>> begin

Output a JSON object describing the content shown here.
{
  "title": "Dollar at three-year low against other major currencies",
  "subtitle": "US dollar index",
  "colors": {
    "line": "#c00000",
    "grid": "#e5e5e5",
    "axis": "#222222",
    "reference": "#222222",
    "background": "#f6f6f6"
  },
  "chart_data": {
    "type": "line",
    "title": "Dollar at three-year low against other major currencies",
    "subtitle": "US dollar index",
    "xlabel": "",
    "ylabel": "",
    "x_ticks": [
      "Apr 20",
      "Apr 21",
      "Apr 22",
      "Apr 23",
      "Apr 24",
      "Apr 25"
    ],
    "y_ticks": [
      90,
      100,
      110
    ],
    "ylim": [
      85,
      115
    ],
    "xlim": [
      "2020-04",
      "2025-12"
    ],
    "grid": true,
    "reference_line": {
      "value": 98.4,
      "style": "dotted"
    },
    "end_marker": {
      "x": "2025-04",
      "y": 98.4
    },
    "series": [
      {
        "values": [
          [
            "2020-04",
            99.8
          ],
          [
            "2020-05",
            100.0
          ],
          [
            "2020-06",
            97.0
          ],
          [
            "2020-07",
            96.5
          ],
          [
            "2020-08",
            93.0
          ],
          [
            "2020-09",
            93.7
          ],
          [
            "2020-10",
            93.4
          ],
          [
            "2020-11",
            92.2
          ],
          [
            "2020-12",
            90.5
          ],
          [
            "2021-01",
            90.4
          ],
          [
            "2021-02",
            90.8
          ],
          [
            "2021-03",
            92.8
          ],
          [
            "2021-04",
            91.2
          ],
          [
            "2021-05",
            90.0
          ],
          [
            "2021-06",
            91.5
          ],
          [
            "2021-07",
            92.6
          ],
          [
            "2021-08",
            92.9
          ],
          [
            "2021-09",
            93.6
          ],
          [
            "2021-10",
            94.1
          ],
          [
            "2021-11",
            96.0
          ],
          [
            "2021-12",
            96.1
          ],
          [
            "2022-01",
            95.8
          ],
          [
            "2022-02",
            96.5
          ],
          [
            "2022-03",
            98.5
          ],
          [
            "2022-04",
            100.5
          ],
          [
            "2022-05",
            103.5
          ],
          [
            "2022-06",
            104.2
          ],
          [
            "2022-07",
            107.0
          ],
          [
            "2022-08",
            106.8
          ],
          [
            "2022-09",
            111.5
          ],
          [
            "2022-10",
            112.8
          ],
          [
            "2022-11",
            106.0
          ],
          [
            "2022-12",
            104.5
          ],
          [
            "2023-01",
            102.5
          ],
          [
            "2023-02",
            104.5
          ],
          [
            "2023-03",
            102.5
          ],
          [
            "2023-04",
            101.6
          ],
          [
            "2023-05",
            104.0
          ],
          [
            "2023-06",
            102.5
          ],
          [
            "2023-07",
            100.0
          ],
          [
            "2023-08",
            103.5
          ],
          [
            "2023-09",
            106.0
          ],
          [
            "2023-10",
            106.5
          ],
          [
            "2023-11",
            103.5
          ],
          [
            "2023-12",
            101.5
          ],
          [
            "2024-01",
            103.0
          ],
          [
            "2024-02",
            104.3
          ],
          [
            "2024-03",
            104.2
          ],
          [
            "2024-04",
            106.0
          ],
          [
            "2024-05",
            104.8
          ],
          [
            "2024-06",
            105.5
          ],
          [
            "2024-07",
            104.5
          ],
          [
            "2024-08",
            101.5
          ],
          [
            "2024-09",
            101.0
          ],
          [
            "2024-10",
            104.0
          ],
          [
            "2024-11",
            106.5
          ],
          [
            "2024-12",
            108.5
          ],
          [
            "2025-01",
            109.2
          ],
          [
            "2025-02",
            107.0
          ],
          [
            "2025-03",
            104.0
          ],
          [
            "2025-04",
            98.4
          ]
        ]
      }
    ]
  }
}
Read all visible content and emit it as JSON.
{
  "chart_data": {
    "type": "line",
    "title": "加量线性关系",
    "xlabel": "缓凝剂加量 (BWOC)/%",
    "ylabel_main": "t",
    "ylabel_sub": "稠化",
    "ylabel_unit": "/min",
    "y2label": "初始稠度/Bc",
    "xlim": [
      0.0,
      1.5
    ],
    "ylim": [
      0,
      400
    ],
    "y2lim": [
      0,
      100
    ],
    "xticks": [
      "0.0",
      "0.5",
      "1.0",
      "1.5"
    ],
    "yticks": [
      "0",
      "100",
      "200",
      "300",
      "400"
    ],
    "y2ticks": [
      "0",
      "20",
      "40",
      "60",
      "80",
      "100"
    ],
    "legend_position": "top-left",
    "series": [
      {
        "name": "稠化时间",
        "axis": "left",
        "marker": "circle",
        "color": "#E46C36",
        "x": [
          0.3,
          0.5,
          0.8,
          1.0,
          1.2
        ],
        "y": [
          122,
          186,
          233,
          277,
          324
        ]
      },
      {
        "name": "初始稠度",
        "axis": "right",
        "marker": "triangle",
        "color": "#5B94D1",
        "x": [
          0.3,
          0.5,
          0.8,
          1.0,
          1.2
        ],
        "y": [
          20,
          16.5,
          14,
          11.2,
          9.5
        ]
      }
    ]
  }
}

>> end

WHAT TO DO: Copy out the whole listing exactly.

FINISHED ANSWER:
Output a JSON object describing the content shown here.
{
  "title": "Dollar at three-year low against other major currencies",
  "subtitle": "US dollar index",
  "colors": {
    "line": "#c00000",
    "grid": "#e5e5e5",
    "axis": "#222222",
    "reference": "#222222",
    "background": "#f6f6f6"
  },
  "chart_data": {
    "type": "line",
    "title": "Dollar at three-year low against other major currencies",
    "subtitle": "US dollar index",
    "xlabel": "",
    "ylabel": "",
    "x_ticks": [
      "Apr 20",
      "Apr 21",
      "Apr 22",
      "Apr 23",
      "Apr 24",
      "Apr 25"
    ],
    "y_ticks": [
      90,
      100,
      110
    ],
    "ylim": [
      85,
      115
    ],
    "xlim": [
      "2020-04",
      "2025-12"
    ],
    "grid": true,
    "reference_line": {
      "value": 98.4,
      "style": "dotted"
    },
    "end_marker": {
      "x": "2025-04",
      "y": 98.4
    },
    "series": [
      {
        "values": [
          [
            "2020-04",
            99.8
          ],
          [
            "2020-05",
            100.0
          ],
          [
            "2020-06",
            97.0
          ],
          [
            "2020-07",
            96.5
          ],
          [
            "2020-08",
            93.0
          ],
          [
            "2020-09",
            93.7
          ],
          [
            "2020-10",
            93.4
          ],
          [
            "2020-11",
            92.2
          ],
          [
            "2020-12",
            90.5
          ],
          [
            "2021-01",
            90.4
          ],
          [
            "2021-02",
            90.8
          ],
          [
            "2021-03",
            92.8
          ],
          [
            "2021-04",
            91.2
          ],
          [
            "2021-05",
            90.0
          ],
          [
            "2021-06",
            91.5
          ],
          [
            "2021-07",
            92.6
          ],
          [
            "2021-08",
            92.9
          ],
          [
            "2021-09",
            93.6
          ],
          [
            "2021-10",
            94.1
          ],
          [
            "2021-11",
            96.0
          ],
          [
            "2021-12",
            96.1
          ],
          [
            "2022-01",
            95.8
          ],
          [
            "2022-02",
            96.5
          ],
          [
            "2022-03",
            98.5
          ],
          [
            "2022-04",
            100.5
          ],
          [
            "2022-05",
            103.5
          ],
          [
            "2022-06",
            104.2
          ],
          [
            "2022-07",
            107.0
          ],
          [
            "2022-08",
            106.8
          ],
          [
            "2022-09",
            111.5
          ],
          [
            "2022-10",
            112.8
          ],
          [
            "2022-11",
            106.0
          ],
          [
            "2022-12",
            104.5
          ],
          [
            "2023-01",
            102.5
          ],
          [
            "2023-02",
            104.5
          ],
          [
            "2023-03",
            102.5
          ],
          [
            "2023-04",
            101.6
          ],
          [
            "2023-05",
            104.0
          ],
          [
            "2023-06",
            102.5
          ],
          [
            "2023-07",
            100.0
          ],
          [
            "2023-08",
            103.5
          ],
          [
            "2023-09",
            106.0
          ],
          [
            "2023-10",
            106.5
          ],
          [
            "2023-11",
            103.5
          ],
          [
            "2023-12",
            101.5
          ],
          [
            "2024-01",
            103.0
          ],
          [
            "2024-02",
            104.3
          ],
          [
            "2024-03",
            104.2
          ],
          [
            "2024-04",
            106.0
          ],
          [
            "2024-05",
            104.8
          ],
          [
            "2024-06",
            105.5
          ],
          [
            "2024-07",
            104.5
          ],
          [
            "2024-08",
            101.5
          ],
          [
            "2024-09",
            101.0
          ],
          [
            "2024-10",
            104.0
          ],
          [
            "2024-11",
            106.5
          ],
          [
            "2024-12",
            108.5
          ],
          [
            "2025-01",
            109.2
          ],
          [
            "2025-02",
            107.0
          ],
          [
            "2025-03",
            104.0
          ],
          [
            "2025-04",
            98.4
          ]
        ]
      }
    ]
  }
}
Read all visible content and emit it as JSON.
{
  "chart_data": {
    "type": "line",
    "title": "加量线性关系",
    "xlabel": "缓凝剂加量 (BWOC)/%",
    "ylabel_main": "t",
    "ylabel_sub": "稠化",
    "ylabel_unit": "/min",
    "y2label": "初始稠度/Bc",
    "xlim": [
      0.0,
      1.5
    ],
    "ylim": [
      0,
      400
    ],
    "y2lim": [
      0,
      100
    ],
    "xticks": [
      "0.0",
      "0.5",
      "1.0",
      "1.5"
    ],
    "yticks": [
      "0",
      "100",
      "200",
      "300",
      "400"
    ],
    "y2ticks": [
      "0",
      "20",
      "40",
      "60",
      "80",
      "100"
    ],
    "legend_position": "top-left",
    "series": [
      {
        "name": "稠化时间",
        "axis": "left",
        "marker": "circle",
        "color": "#E46C36",
        "x": [
          0.3,
          0.5,
          0.8,
          1.0,
          1.2
        ],
        "y": [
          122,
          186,
          233,
          277,
          324
        ]
      },
      {
        "name": "初始稠度",
        "axis": "right",
        "marker": "triangle",
        "color": "#5B94D1",
        "x": [
          0.3,
          0.5,
          0.8,
          1.0,
          1.2
        ],
        "y": [
          20,
          16.5,
          14,
          11.2,
          9.5
        ]
      }
    ]
  }
}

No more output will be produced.